▸ **Directions for this task**:
Please repeat all of the listing exactly.

▸ **Input material**:
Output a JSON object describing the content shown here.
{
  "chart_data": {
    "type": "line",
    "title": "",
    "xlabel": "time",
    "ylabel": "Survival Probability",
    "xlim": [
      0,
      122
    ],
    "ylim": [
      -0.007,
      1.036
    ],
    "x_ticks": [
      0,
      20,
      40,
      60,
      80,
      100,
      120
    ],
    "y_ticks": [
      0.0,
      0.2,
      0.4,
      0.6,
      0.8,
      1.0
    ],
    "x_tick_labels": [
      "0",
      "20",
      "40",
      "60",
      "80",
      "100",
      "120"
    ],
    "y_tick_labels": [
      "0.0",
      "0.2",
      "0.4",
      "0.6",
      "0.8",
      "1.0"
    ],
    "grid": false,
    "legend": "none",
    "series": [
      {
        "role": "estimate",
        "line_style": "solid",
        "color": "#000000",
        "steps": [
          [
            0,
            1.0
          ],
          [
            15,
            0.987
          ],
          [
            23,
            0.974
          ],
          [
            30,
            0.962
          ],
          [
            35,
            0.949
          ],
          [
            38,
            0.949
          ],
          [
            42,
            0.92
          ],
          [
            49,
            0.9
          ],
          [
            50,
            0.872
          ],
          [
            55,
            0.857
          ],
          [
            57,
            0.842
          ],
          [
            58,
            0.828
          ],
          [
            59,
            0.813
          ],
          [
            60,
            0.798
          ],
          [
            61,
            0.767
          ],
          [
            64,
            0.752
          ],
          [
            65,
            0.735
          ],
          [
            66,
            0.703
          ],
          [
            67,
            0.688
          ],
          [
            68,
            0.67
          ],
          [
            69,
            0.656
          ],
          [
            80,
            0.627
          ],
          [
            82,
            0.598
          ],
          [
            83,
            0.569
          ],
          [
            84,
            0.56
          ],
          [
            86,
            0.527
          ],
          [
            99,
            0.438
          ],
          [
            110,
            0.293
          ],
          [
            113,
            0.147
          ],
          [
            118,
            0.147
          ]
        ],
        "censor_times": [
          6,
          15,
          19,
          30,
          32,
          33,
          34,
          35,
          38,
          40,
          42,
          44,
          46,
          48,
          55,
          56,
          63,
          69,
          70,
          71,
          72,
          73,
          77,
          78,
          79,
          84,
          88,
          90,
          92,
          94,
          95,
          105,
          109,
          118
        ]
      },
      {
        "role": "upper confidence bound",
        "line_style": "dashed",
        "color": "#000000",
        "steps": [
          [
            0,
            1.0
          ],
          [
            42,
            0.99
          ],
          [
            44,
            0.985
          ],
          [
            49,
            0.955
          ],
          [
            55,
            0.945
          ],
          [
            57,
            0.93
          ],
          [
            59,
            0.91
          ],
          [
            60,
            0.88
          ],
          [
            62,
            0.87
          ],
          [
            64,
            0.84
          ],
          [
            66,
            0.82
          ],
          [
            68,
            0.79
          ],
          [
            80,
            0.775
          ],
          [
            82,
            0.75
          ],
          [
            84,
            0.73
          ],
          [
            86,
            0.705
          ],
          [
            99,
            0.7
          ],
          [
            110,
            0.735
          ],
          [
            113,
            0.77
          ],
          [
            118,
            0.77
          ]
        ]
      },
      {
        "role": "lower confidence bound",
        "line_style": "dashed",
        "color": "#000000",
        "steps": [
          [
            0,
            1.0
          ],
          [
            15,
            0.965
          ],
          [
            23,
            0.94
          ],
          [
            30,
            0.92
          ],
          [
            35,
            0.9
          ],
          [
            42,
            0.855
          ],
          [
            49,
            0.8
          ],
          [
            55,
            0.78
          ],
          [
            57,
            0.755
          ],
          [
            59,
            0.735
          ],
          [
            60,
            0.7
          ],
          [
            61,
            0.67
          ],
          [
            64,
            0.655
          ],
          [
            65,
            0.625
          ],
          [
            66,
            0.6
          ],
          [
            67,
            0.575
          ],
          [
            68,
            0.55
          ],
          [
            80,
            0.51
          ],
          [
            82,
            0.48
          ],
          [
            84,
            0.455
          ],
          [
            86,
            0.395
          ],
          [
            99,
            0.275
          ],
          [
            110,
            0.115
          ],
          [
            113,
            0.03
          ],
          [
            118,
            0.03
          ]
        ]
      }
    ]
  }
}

▸ **Final result**:
Output a JSON object describing the content shown here.
{
  "chart_data": {
    "type": "line",
    "title": "",
    "xlabel": "time",
    "ylabel": "Survival Probability",
    "xlim": [
      0,
      122
    ],
    "ylim": [
      -0.007,
      1.036
    ],
    "x_ticks": [
      0,
      20,
      40,
      60,
      80,
      100,
      120
    ],
    "y_ticks": [
      0.0,
      0.2,
      0.4,
      0.6,
      0.8,
      1.0
    ],
    "x_tick_labels": [
      "0",
      "20",
      "40",
      "60",
      "80",
      "100",
      "120"
    ],
    "y_tick_labels": [
      "0.0",
      "0.2",
      "0.4",
      "0.6",
      "0.8",
      "1.0"
    ],
    "grid": false,
    "legend": "none",
    "series": [
      {
        "role": "estimate",
        "line_style": "solid",
        "color": "#000000",
        "steps": [
          [
            0,
            1.0
          ],
          [
            15,
            0.987
          ],
          [
            23,
            0.974
          ],
          [
            30,
            0.962
          ],
          [
            35,
            0.949
          ],
          [
            38,
            0.949
          ],
          [
            42,
            0.92
          ],
          [
            49,
            0.9
          ],
          [
            50,
            0.872
          ],
          [
            55,
            0.857
          ],
          [
            57,
            0.842
          ],
          [
            58,
            0.828
          ],
          [
            59,
            0.813
          ],
          [
            60,
            0.798
          ],
          [
            61,
            0.767
          ],
          [
            64,
            0.752
          ],
          [
            65,
            0.735
          ],
          [
            66,
            0.703
          ],
          [
            67,
            0.688
          ],
          [
            68,
            0.67
          ],
          [
            69,
            0.656
          ],
          [
            80,
            0.627
          ],
          [
            82,
            0.598
          ],
          [
            83,
            0.569
          ],
          [
            84,
            0.56
          ],
          [
            86,
            0.527
          ],
          [
            99,
            0.438
          ],
          [
            110,
            0.293
          ],
          [
            113,
            0.147
          ],
          [
            118,
            0.147
          ]
        ],
        "censor_times": [
          6,
          15,
          19,
          30,
          32,
          33,
          34,
          35,
          38,
          40,
          42,
          44,
          46,
          48,
          55,
          56,
          63,
          69,
          70,
          71,
          72,
          73,
          77,
          78,
          79,
          84,
          88,
          90,
          92,
          94,
          95,
          105,
          109,
          118
        ]
      },
      {
        "role": "upper confidence bound",
        "line_style": "dashed",
        "color": "#000000",
        "steps": [
          [
            0,
            1.0
          ],
          [
            42,
            0.99
          ],
          [
            44,
            0.985
          ],
          [
            49,
            0.955
          ],
          [
            55,
            0.945
          ],
          [
            57,
            0.93
          ],
          [
            59,
            0.91
          ],
          [
            60,
            0.88
          ],
          [
            62,
            0.87
          ],
          [
            64,
            0.84
          ],
          [
            66,
            0.82
          ],
          [
            68,
            0.79
          ],
          [
            80,
            0.775
          ],
          [
            82,
            0.75
          ],
          [
            84,
            0.73
          ],
          [
            86,
            0.705
          ],
          [
            99,
            0.7
          ],
          [
            110,
            0.735
          ],
          [
            113,
            0.77
          ],
          [
            118,
            0.77
          ]
        ]
      },
      {
        "role": "lower confidence bound",
        "line_style": "dashed",
        "color": "#000000",
        "steps": [
          [
            0,
            1.0
          ],
          [
            15,
            0.965
          ],
          [
            23,
            0.94
          ],
          [
            30,
            0.92
          ],
          [
            35,
            0.9
          ],
          [
            42,
            0.855
          ],
          [
            49,
            0.8
          ],
          [
            55,
            0.78
          ],
          [
            57,
            0.755
          ],
          [
            59,
            0.735
          ],
          [
            60,
            0.7
          ],
          [
            61,
            0.67
          ],
          [
            64,
            0.655
          ],
          [
            65,
            0.625
          ],
          [
            66,
            0.6
          ],
          [
            67,
            0.575
          ],
          [
            68,
            0.55
          ],
          [
            80,
            0.51
          ],
          [
            82,
            0.48
          ],
          [
            84,
            0.455
          ],
          [
            86,
            0.395
          ],
          [
            99,
            0.275
          ],
          [
            110,
            0.115
          ],
          [
            113,
            0.03
          ],
          [
            118,
            0.03
          ]
        ]
      }
    ]
  }
}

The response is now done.